> _Instruction_: Only the number is wanted: how many lines contain the word "days"?

> _Material_:
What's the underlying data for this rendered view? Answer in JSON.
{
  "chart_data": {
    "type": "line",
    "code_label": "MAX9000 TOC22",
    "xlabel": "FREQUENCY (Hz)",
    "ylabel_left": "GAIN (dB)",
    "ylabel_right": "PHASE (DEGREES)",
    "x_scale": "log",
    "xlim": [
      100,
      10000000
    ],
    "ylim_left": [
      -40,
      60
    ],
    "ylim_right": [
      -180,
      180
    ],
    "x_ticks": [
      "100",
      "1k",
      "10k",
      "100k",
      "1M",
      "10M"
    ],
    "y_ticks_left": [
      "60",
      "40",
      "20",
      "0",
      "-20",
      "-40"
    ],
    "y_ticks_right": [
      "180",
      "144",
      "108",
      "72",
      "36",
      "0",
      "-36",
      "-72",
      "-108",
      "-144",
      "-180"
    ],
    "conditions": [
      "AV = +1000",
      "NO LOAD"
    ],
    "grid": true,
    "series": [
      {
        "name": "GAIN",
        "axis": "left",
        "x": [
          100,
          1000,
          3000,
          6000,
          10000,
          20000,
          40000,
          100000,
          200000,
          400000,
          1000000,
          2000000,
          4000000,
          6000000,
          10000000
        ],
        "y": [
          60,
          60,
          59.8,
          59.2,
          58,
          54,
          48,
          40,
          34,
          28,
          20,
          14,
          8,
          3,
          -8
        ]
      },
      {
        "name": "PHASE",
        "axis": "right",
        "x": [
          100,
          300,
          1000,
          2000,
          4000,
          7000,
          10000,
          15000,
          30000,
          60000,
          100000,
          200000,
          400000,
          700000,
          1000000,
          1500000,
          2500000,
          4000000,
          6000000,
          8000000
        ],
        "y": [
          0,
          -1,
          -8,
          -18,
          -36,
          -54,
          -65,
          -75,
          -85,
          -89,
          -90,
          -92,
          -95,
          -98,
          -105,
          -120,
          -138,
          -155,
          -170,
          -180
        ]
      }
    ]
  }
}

---

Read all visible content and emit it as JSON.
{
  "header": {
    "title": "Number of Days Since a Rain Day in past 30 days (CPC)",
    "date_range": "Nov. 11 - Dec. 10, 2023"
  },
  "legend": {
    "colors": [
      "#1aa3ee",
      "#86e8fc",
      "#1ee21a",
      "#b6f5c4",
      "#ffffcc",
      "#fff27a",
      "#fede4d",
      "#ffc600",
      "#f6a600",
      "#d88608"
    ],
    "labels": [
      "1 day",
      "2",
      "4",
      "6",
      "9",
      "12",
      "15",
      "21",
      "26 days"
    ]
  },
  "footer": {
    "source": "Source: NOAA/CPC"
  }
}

> _Finished answer_: 2